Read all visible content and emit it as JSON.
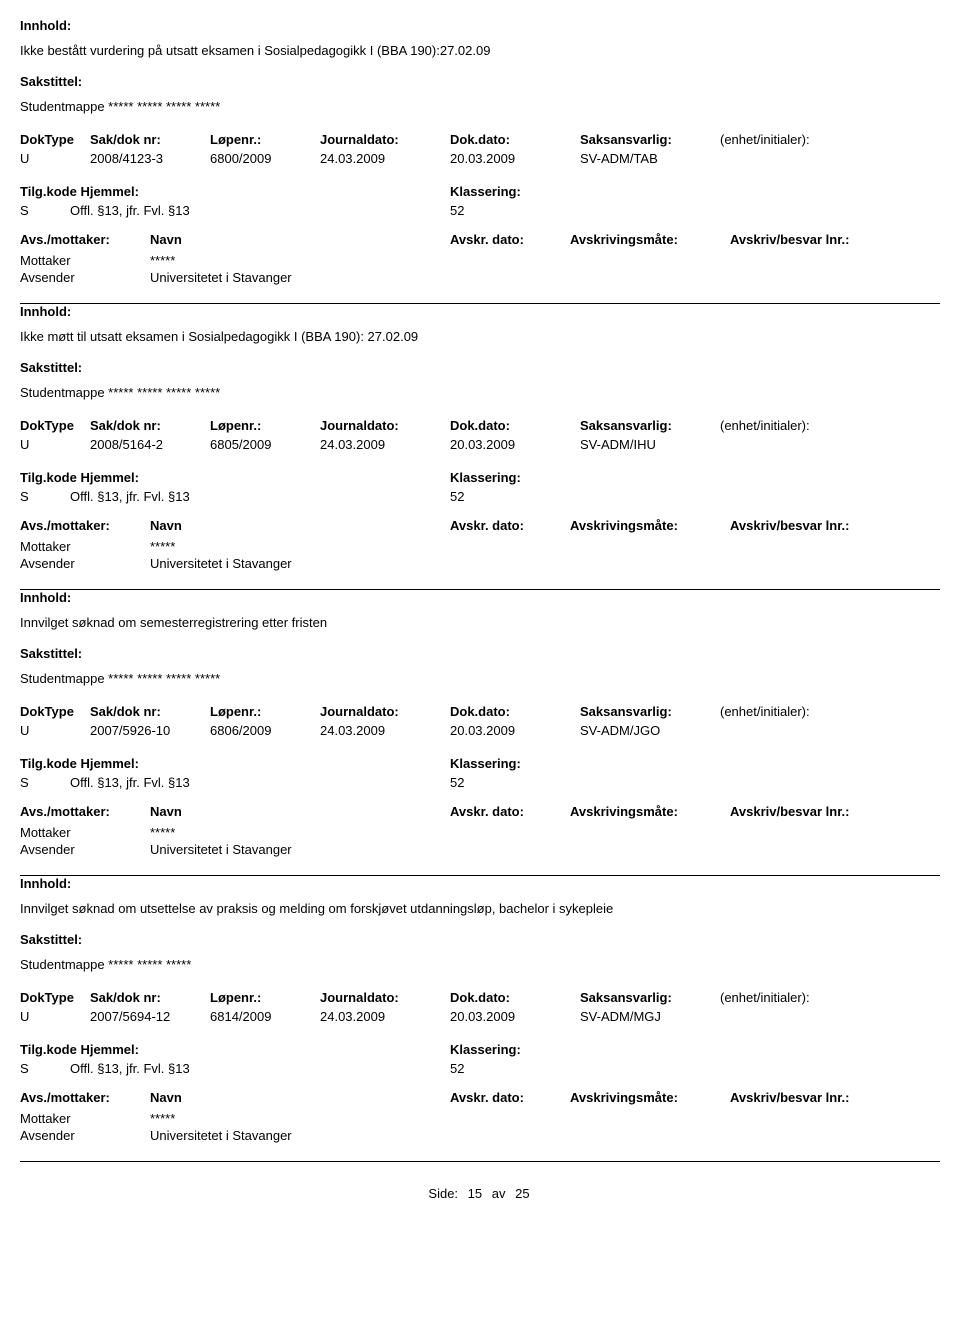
{
  "labels": {
    "innhold": "Innhold:",
    "sakstittel": "Sakstittel:",
    "doktype": "DokType",
    "sakdok": "Sak/dok nr:",
    "lopenr": "Løpenr.:",
    "journaldato": "Journaldato:",
    "dokdato": "Dok.dato:",
    "saksansvarlig": "Saksansvarlig:",
    "enhet": "(enhet/initialer):",
    "tilgkode": "Tilg.kode",
    "hjemmel": "Hjemmel:",
    "klassering": "Klassering:",
    "avsmottaker": "Avs./mottaker:",
    "navn": "Navn",
    "avskrdato": "Avskr. dato:",
    "avskrmate": "Avskrivingsmåte:",
    "avskrivlnr": "Avskriv/besvar lnr.:"
  },
  "footer": {
    "label": "Side:",
    "page": "15",
    "sep": "av",
    "total": "25"
  },
  "records": [
    {
      "innhold": "Ikke bestått vurdering på utsatt eksamen i Sosialpedagogikk I (BBA 190):27.02.09",
      "sakstittel": "Studentmappe ***** ***** ***** *****",
      "doktype": "U",
      "sakdok": "2008/4123-3",
      "lopenr": "6800/2009",
      "journaldato": "24.03.2009",
      "dokdato": "20.03.2009",
      "saksansvarlig": "SV-ADM/TAB",
      "enhet": "",
      "tilgkode": "S",
      "hjemmel": "Offl. §13, jfr. Fvl. §13",
      "klassering": "52",
      "parties": [
        {
          "role": "Mottaker",
          "name": "*****"
        },
        {
          "role": "Avsender",
          "name": "Universitetet i Stavanger"
        }
      ]
    },
    {
      "innhold": "Ikke møtt til utsatt eksamen i Sosialpedagogikk I (BBA 190): 27.02.09",
      "sakstittel": "Studentmappe ***** ***** ***** *****",
      "doktype": "U",
      "sakdok": "2008/5164-2",
      "lopenr": "6805/2009",
      "journaldato": "24.03.2009",
      "dokdato": "20.03.2009",
      "saksansvarlig": "SV-ADM/IHU",
      "enhet": "",
      "tilgkode": "S",
      "hjemmel": "Offl. §13, jfr. Fvl. §13",
      "klassering": "52",
      "parties": [
        {
          "role": "Mottaker",
          "name": "*****"
        },
        {
          "role": "Avsender",
          "name": "Universitetet i Stavanger"
        }
      ]
    },
    {
      "innhold": "Innvilget søknad om semesterregistrering etter fristen",
      "sakstittel": "Studentmappe ***** ***** ***** *****",
      "doktype": "U",
      "sakdok": "2007/5926-10",
      "lopenr": "6806/2009",
      "journaldato": "24.03.2009",
      "dokdato": "20.03.2009",
      "saksansvarlig": "SV-ADM/JGO",
      "enhet": "",
      "tilgkode": "S",
      "hjemmel": "Offl. §13, jfr. Fvl. §13",
      "klassering": "52",
      "parties": [
        {
          "role": "Mottaker",
          "name": "*****"
        },
        {
          "role": "Avsender",
          "name": "Universitetet i Stavanger"
        }
      ]
    },
    {
      "innhold": "Innvilget søknad om utsettelse av praksis og melding om forskjøvet utdanningsløp, bachelor i sykepleie",
      "sakstittel": "Studentmappe ***** ***** *****",
      "doktype": "U",
      "sakdok": "2007/5694-12",
      "lopenr": "6814/2009",
      "journaldato": "24.03.2009",
      "dokdato": "20.03.2009",
      "saksansvarlig": "SV-ADM/MGJ",
      "enhet": "",
      "tilgkode": "S",
      "hjemmel": "Offl. §13, jfr. Fvl. §13",
      "klassering": "52",
      "parties": [
        {
          "role": "Mottaker",
          "name": "*****"
        },
        {
          "role": "Avsender",
          "name": "Universitetet i Stavanger"
        }
      ]
    }
  ]
}
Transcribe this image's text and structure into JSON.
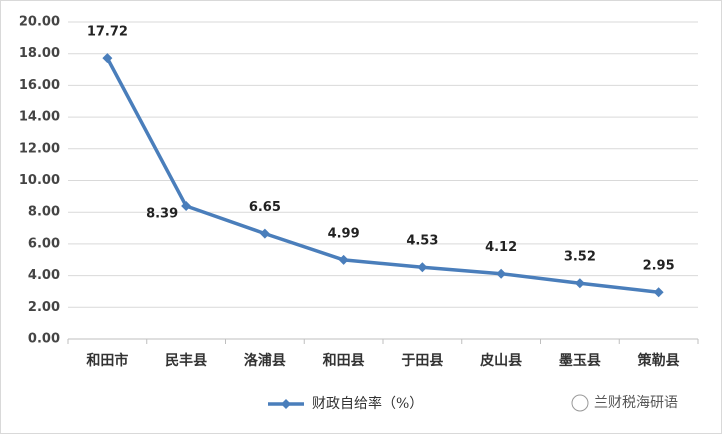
{
  "chart_data": {
    "type": "line",
    "categories": [
      "和田市",
      "民丰县",
      "洛浦县",
      "和田县",
      "于田县",
      "皮山县",
      "墨玉县",
      "策勒县"
    ],
    "series": [
      {
        "name": "财政自给率（%）",
        "color": "#4a7ebb",
        "values": [
          17.72,
          8.39,
          6.65,
          4.99,
          4.53,
          4.12,
          3.52,
          2.95
        ]
      }
    ],
    "ylim": [
      0,
      20
    ],
    "yticks": [
      {
        "value": 0,
        "label": "0.00"
      },
      {
        "value": 2,
        "label": "2.00"
      },
      {
        "value": 4,
        "label": "4.00"
      },
      {
        "value": 6,
        "label": "6.00"
      },
      {
        "value": 8,
        "label": "8.00"
      },
      {
        "value": 10,
        "label": "10.00"
      },
      {
        "value": 12,
        "label": "12.00"
      },
      {
        "value": 14,
        "label": "14.00"
      },
      {
        "value": 16,
        "label": "16.00"
      },
      {
        "value": 18,
        "label": "18.00"
      },
      {
        "value": 20,
        "label": "20.00"
      }
    ],
    "grid": true,
    "legend": "bottom"
  },
  "watermark": "兰财税海研语"
}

....................

## OBJECTIVE
Omit all pictures and write out, exactly, only the lines from the line containing "Transcribe this image's" through the last line of the entries above.

## EXERCISE ANSWER
Transcribe this image's text and structure into JSON.
{
  "chart_data": {
    "type": "line",
    "categories": [
      "和田市",
      "民丰县",
      "洛浦县",
      "和田县",
      "于田县",
      "皮山县",
      "墨玉县",
      "策勒县"
    ],
    "series": [
      {
        "name": "财政自给率（%）",
        "color": "#4a7ebb",
        "values": [
          17.72,
          8.39,
          6.65,
          4.99,
          4.53,
          4.12,
          3.52,
          2.95
        ]
      }
    ],
    "ylim": [
      0,
      20
    ],
    "yticks": [
      {
        "value": 0,
        "label": "0.00"
      },
      {
        "value": 2,
        "label": "2.00"
      },
      {
        "value": 4,
        "label": "4.00"
      },
      {
        "value": 6,
        "label": "6.00"
      },
      {
        "value": 8,
        "label": "8.00"
      },
      {
        "value": 10,
        "label": "10.00"
      },
      {
        "value": 12,
        "label": "12.00"
      },
      {
        "value": 14,
        "label": "14.00"
      },
      {
        "value": 16,
        "label": "16.00"
      },
      {
        "value": 18,
        "label": "18.00"
      },
      {
        "value": 20,
        "label": "20.00"
      }
    ],
    "grid": true,
    "legend": "bottom"
  },
  "watermark": "兰财税海研语"
}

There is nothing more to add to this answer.